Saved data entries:
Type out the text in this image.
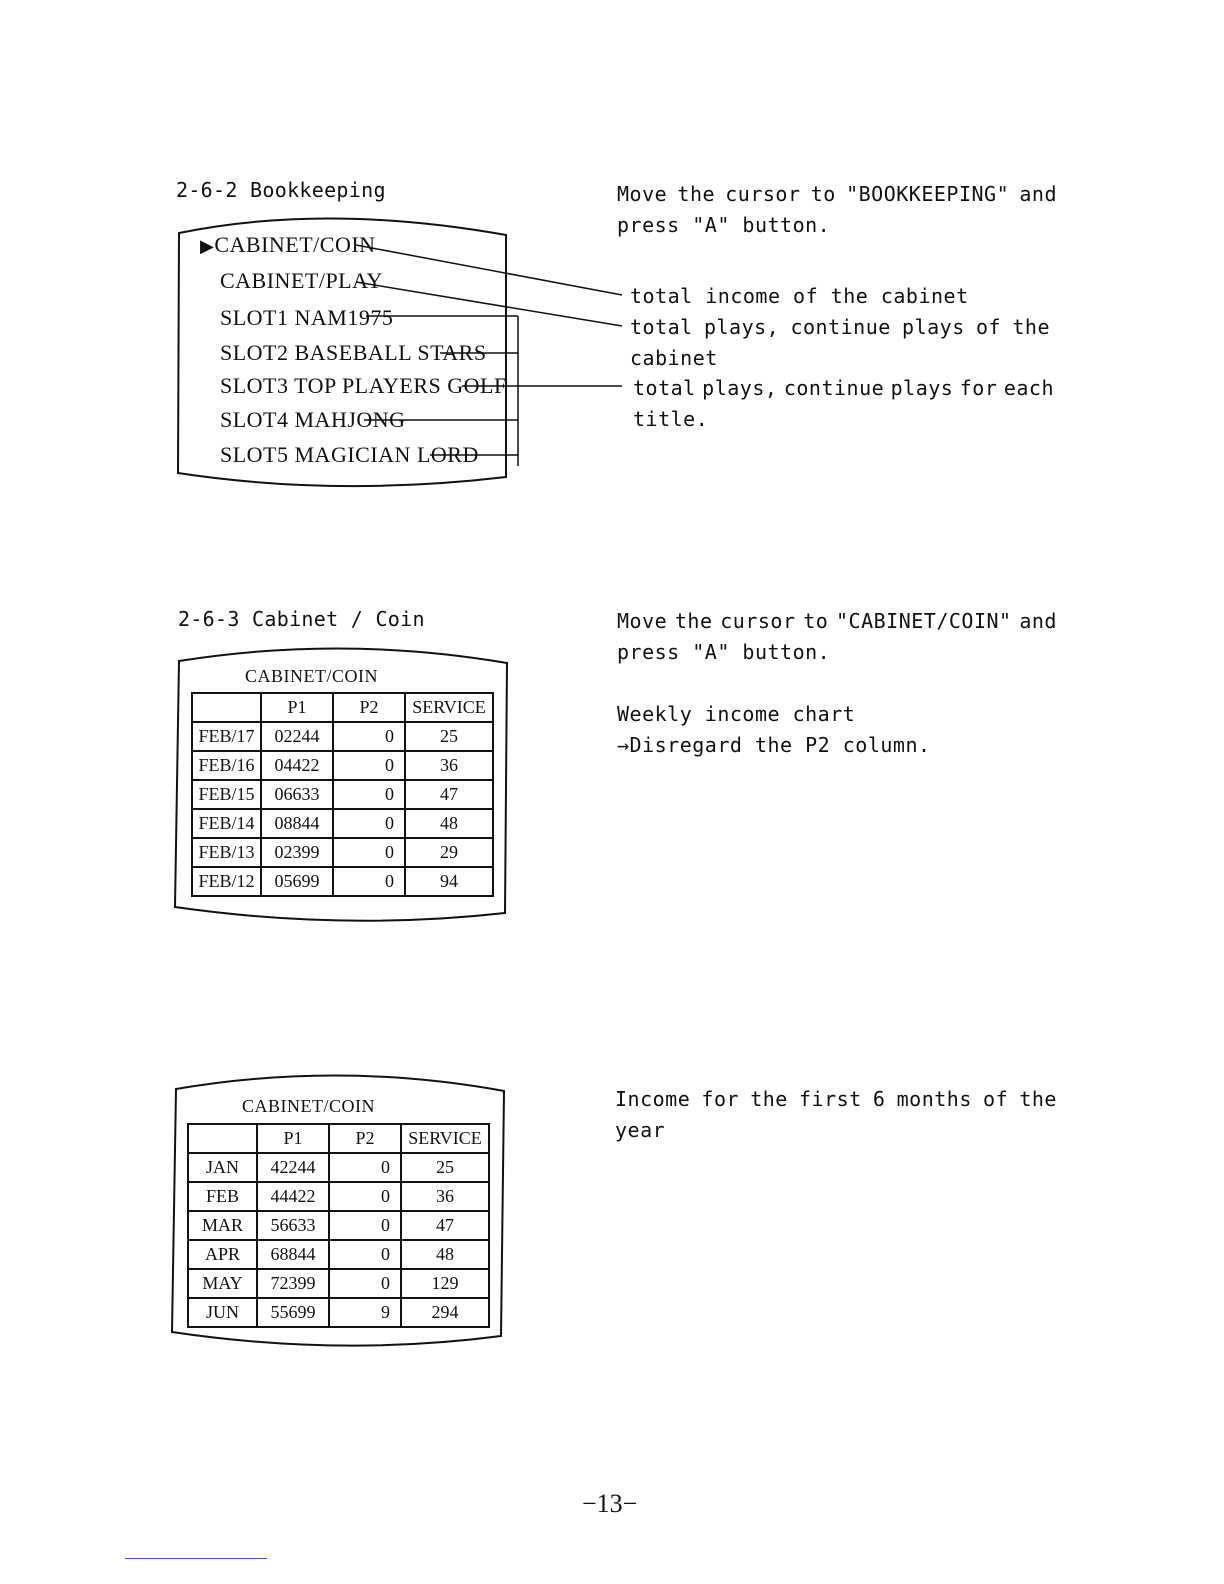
2-6-2 Bookkeeping	Move the cursor to "BOOKKEEPING" and
press "A" button.
▶CABINET/COIN
CABINET/PLAY
SLOT1 NAM1975
SLOT2 BASEBALL STARS
SLOT3 TOP PLAYERS GOLF
SLOT4 MAHJONG
SLOT5 MAGICIAN LORD
total income of the cabinet
total plays, continue plays of the
cabinet
total plays, continue plays for each
title.
2-6-3 Cabinet / Coin	Move the cursor to "CABINET/COIN" and
press "A" button.
Weekly income chart
→Disregard the P2 column.
CABINET/COIN
	P1	P2	SERVICE
FEB/17	02244	0	25
FEB/16	04422	0	36
FEB/15	06633	0	47
FEB/14	08844	0	48
FEB/13	02399	0	29
FEB/12	05699	0	94
Income for the first 6 months of the
year
CABINET/COIN
	P1	P2	SERVICE
JAN	42244	0	25
FEB	44422	0	36
MAR	56633	0	47
APR	68844	0	48
MAY	72399	0	129
JUN	55699	9	294
−13−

### Problem statement
Every line of the data above should be quoted exactly. Omit the pictures.

### Exercise result
Type out the text in this image.
2-6-2 Bookkeeping	Move the cursor to "BOOKKEEPING" and
press "A" button.
▶CABINET/COIN
CABINET/PLAY
SLOT1 NAM1975
SLOT2 BASEBALL STARS
SLOT3 TOP PLAYERS GOLF
SLOT4 MAHJONG
SLOT5 MAGICIAN LORD
total income of the cabinet
total plays, continue plays of the
cabinet
total plays, continue plays for each
title.
2-6-3 Cabinet / Coin	Move the cursor to "CABINET/COIN" and
press "A" button.
Weekly income chart
→Disregard the P2 column.
CABINET/COIN
	P1	P2	SERVICE
FEB/17	02244	0	25
FEB/16	04422	0	36
FEB/15	06633	0	47
FEB/14	08844	0	48
FEB/13	02399	0	29
FEB/12	05699	0	94
Income for the first 6 months of the
year
CABINET/COIN
	P1	P2	SERVICE
JAN	42244	0	25
FEB	44422	0	36
MAR	56633	0	47
APR	68844	0	48
MAY	72399	0	129
JUN	55699	9	294
−13−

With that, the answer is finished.